# THE PROBLEM
Retype all of the entries word for word.
***** RECORDS SHOWN *****
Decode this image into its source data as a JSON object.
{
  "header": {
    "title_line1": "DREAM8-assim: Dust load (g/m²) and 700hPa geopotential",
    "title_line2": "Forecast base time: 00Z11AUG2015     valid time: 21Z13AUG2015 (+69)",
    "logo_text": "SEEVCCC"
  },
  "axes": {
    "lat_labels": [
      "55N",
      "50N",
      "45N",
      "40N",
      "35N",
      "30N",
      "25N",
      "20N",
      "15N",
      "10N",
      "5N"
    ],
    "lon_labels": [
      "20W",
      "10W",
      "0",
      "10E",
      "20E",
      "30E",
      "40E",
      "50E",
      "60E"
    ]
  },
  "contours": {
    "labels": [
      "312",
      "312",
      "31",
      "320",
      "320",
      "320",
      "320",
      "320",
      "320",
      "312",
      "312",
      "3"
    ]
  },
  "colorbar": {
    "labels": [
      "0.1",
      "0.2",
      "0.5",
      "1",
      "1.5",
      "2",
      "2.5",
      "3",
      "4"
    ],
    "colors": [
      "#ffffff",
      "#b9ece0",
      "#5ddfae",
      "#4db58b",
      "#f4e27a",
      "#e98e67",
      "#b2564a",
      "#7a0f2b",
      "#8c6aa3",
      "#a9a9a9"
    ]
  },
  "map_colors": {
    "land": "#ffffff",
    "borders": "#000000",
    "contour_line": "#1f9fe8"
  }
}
*****
# EXERCISE OUTPUT
Decode this image into its source data as a JSON object.
{
  "header": {
    "title_line1": "DREAM8-assim: Dust load (g/m²) and 700hPa geopotential",
    "title_line2": "Forecast base time: 00Z11AUG2015     valid time: 21Z13AUG2015 (+69)",
    "logo_text": "SEEVCCC"
  },
  "axes": {
    "lat_labels": [
      "55N",
      "50N",
      "45N",
      "40N",
      "35N",
      "30N",
      "25N",
      "20N",
      "15N",
      "10N",
      "5N"
    ],
    "lon_labels": [
      "20W",
      "10W",
      "0",
      "10E",
      "20E",
      "30E",
      "40E",
      "50E",
      "60E"
    ]
  },
  "contours": {
    "labels": [
      "312",
      "312",
      "31",
      "320",
      "320",
      "320",
      "320",
      "320",
      "320",
      "312",
      "312",
      "3"
    ]
  },
  "colorbar": {
    "labels": [
      "0.1",
      "0.2",
      "0.5",
      "1",
      "1.5",
      "2",
      "2.5",
      "3",
      "4"
    ],
    "colors": [
      "#ffffff",
      "#b9ece0",
      "#5ddfae",
      "#4db58b",
      "#f4e27a",
      "#e98e67",
      "#b2564a",
      "#7a0f2b",
      "#8c6aa3",
      "#a9a9a9"
    ]
  },
  "map_colors": {
    "land": "#ffffff",
    "borders": "#000000",
    "contour_line": "#1f9fe8"
  }
}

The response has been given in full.